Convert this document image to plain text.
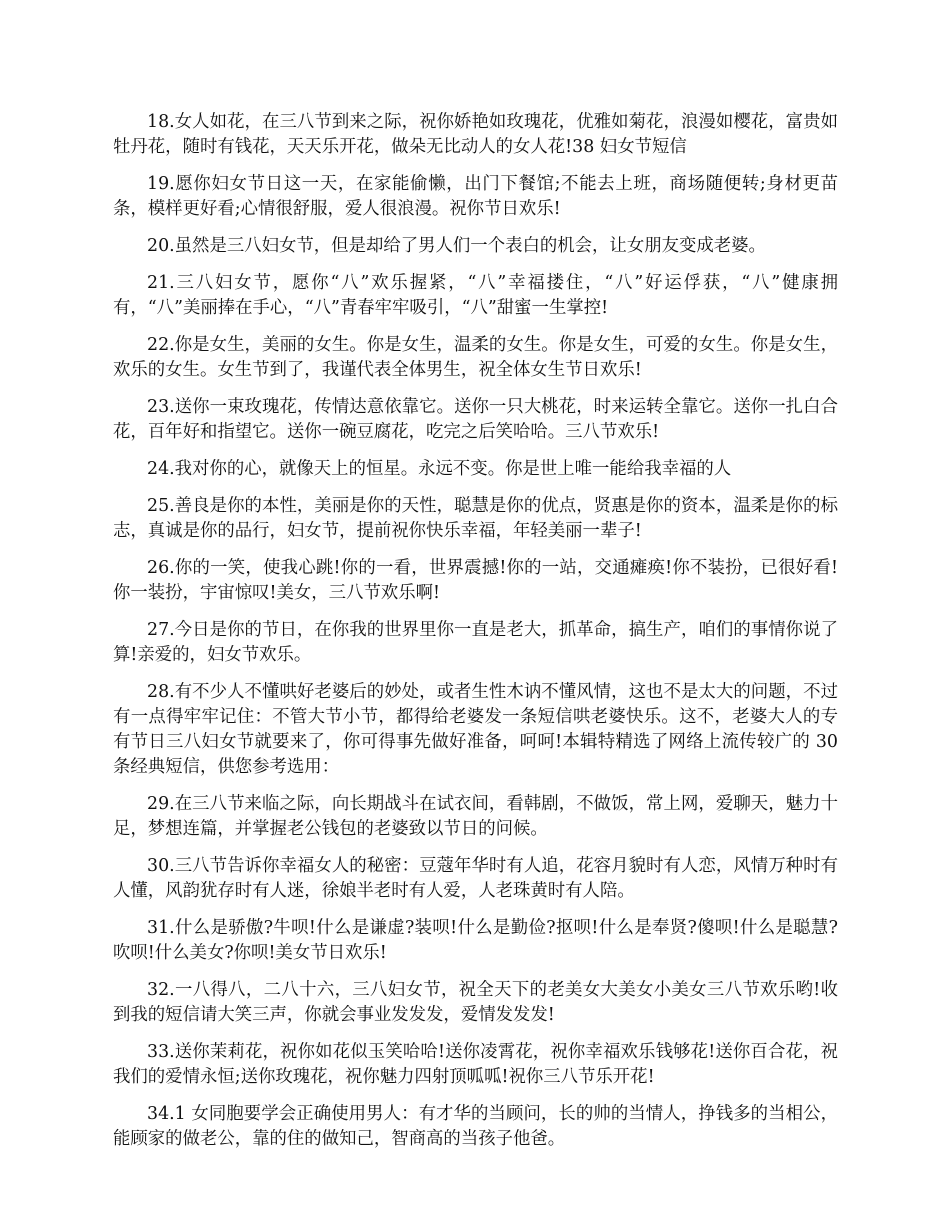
18.女人如花，在三八节到来之际，祝你娇艳如玫瑰花，优雅如菊花，浪漫如樱花，富贵如牡丹花，随时有钱花，天天乐开花，做朵无比动人的女人花!38 妇女节短信

19.愿你妇女节日这一天，在家能偷懒，出门下餐馆;不能去上班，商场随便转;身材更苗条，模样更好看;心情很舒服，爱人很浪漫。祝你节日欢乐!

20.虽然是三八妇女节，但是却给了男人们一个表白的机会，让女朋友变成老婆。

21.三八妇女节，愿你“八”欢乐握紧，“八”幸福搂住，“八”好运俘获，“八”健康拥有，“八”美丽捧在手心，“八”青春牢牢吸引，“八”甜蜜一生掌控!

22.你是女生，美丽的女生。你是女生，温柔的女生。你是女生，可爱的女生。你是女生，欢乐的女生。女生节到了，我谨代表全体男生，祝全体女生节日欢乐!

23.送你一束玫瑰花，传情达意依靠它。送你一只大桃花，时来运转全靠它。送你一扎白合花，百年好和指望它。送你一碗豆腐花，吃完之后笑哈哈。三八节欢乐!

24.我对你的心，就像天上的恒星。永远不变。你是世上唯一能给我幸福的人

25.善良是你的本性，美丽是你的天性，聪慧是你的优点，贤惠是你的资本，温柔是你的标志，真诚是你的品行，妇女节，提前祝你快乐幸福，年轻美丽一辈子!

26.你的一笑，使我心跳!你的一看，世界震撼!你的一站，交通瘫痪!你不装扮，已很好看!你一装扮，宇宙惊叹!美女，三八节欢乐啊!

27.今日是你的节日，在你我的世界里你一直是老大，抓革命，搞生产，咱们的事情你说了算!亲爱的，妇女节欢乐。

28.有不少人不懂哄好老婆后的妙处，或者生性木讷不懂风情，这也不是太大的问题，不过有一点得牢牢记住：不管大节小节，都得给老婆发一条短信哄老婆快乐。这不，老婆大人的专有节日三八妇女节就要来了，你可得事先做好准备，呵呵!本辑特精选了网络上流传较广的 30 条经典短信，供您参考选用：

29.在三八节来临之际，向长期战斗在试衣间，看韩剧，不做饭，常上网，爱聊天，魅力十足，梦想连篇，并掌握老公钱包的老婆致以节日的问候。

30.三八节告诉你幸福女人的秘密：豆蔻年华时有人追，花容月貌时有人恋，风情万种时有人懂，风韵犹存时有人迷，徐娘半老时有人爱，人老珠黄时有人陪。

31.什么是骄傲?牛呗!什么是谦虚?装呗!什么是勤俭?抠呗!什么是奉贤?傻呗!什么是聪慧?吹呗!什么美女?你呗!美女节日欢乐!

32.一八得八，二八十六，三八妇女节，祝全天下的老美女大美女小美女三八节欢乐哟!收到我的短信请大笑三声，你就会事业发发发，爱情发发发!

33.送你茉莉花，祝你如花似玉笑哈哈!送你凌霄花，祝你幸福欢乐钱够花!送你百合花，祝我们的爱情永恒;送你玫瑰花，祝你魅力四射顶呱呱!祝你三八节乐开花!

34.1 女同胞要学会正确使用男人：有才华的当顾问，长的帅的当情人，挣钱多的当相公，能顾家的做老公，靠的住的做知己，智商高的当孩子他爸。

☆ ☆ ☆ ☆ ☆

• Your instructions
Set down the material exactly, every line of it, except for the pictures.

• Result
Convert this document image to plain text.
18.女人如花，在三八节到来之际，祝你娇艳如玫瑰花，优雅如菊花，浪漫如樱花，富贵如牡丹花，随时有钱花，天天乐开花，做朵无比动人的女人花!38 妇女节短信

19.愿你妇女节日这一天，在家能偷懒，出门下餐馆;不能去上班，商场随便转;身材更苗条，模样更好看;心情很舒服，爱人很浪漫。祝你节日欢乐!

20.虽然是三八妇女节，但是却给了男人们一个表白的机会，让女朋友变成老婆。

21.三八妇女节，愿你“八”欢乐握紧，“八”幸福搂住，“八”好运俘获，“八”健康拥有，“八”美丽捧在手心，“八”青春牢牢吸引，“八”甜蜜一生掌控!

22.你是女生，美丽的女生。你是女生，温柔的女生。你是女生，可爱的女生。你是女生，欢乐的女生。女生节到了，我谨代表全体男生，祝全体女生节日欢乐!

23.送你一束玫瑰花，传情达意依靠它。送你一只大桃花，时来运转全靠它。送你一扎白合花，百年好和指望它。送你一碗豆腐花，吃完之后笑哈哈。三八节欢乐!

24.我对你的心，就像天上的恒星。永远不变。你是世上唯一能给我幸福的人

25.善良是你的本性，美丽是你的天性，聪慧是你的优点，贤惠是你的资本，温柔是你的标志，真诚是你的品行，妇女节，提前祝你快乐幸福，年轻美丽一辈子!

26.你的一笑，使我心跳!你的一看，世界震撼!你的一站，交通瘫痪!你不装扮，已很好看!你一装扮，宇宙惊叹!美女，三八节欢乐啊!

27.今日是你的节日，在你我的世界里你一直是老大，抓革命，搞生产，咱们的事情你说了算!亲爱的，妇女节欢乐。

28.有不少人不懂哄好老婆后的妙处，或者生性木讷不懂风情，这也不是太大的问题，不过有一点得牢牢记住：不管大节小节，都得给老婆发一条短信哄老婆快乐。这不，老婆大人的专有节日三八妇女节就要来了，你可得事先做好准备，呵呵!本辑特精选了网络上流传较广的 30 条经典短信，供您参考选用：

29.在三八节来临之际，向长期战斗在试衣间，看韩剧，不做饭，常上网，爱聊天，魅力十足，梦想连篇，并掌握老公钱包的老婆致以节日的问候。

30.三八节告诉你幸福女人的秘密：豆蔻年华时有人追，花容月貌时有人恋，风情万种时有人懂，风韵犹存时有人迷，徐娘半老时有人爱，人老珠黄时有人陪。

31.什么是骄傲?牛呗!什么是谦虚?装呗!什么是勤俭?抠呗!什么是奉贤?傻呗!什么是聪慧?吹呗!什么美女?你呗!美女节日欢乐!

32.一八得八，二八十六，三八妇女节，祝全天下的老美女大美女小美女三八节欢乐哟!收到我的短信请大笑三声，你就会事业发发发，爱情发发发!

33.送你茉莉花，祝你如花似玉笑哈哈!送你凌霄花，祝你幸福欢乐钱够花!送你百合花，祝我们的爱情永恒;送你玫瑰花，祝你魅力四射顶呱呱!祝你三八节乐开花!

34.1 女同胞要学会正确使用男人：有才华的当顾问，长的帅的当情人，挣钱多的当相公，能顾家的做老公，靠的住的做知己，智商高的当孩子他爸。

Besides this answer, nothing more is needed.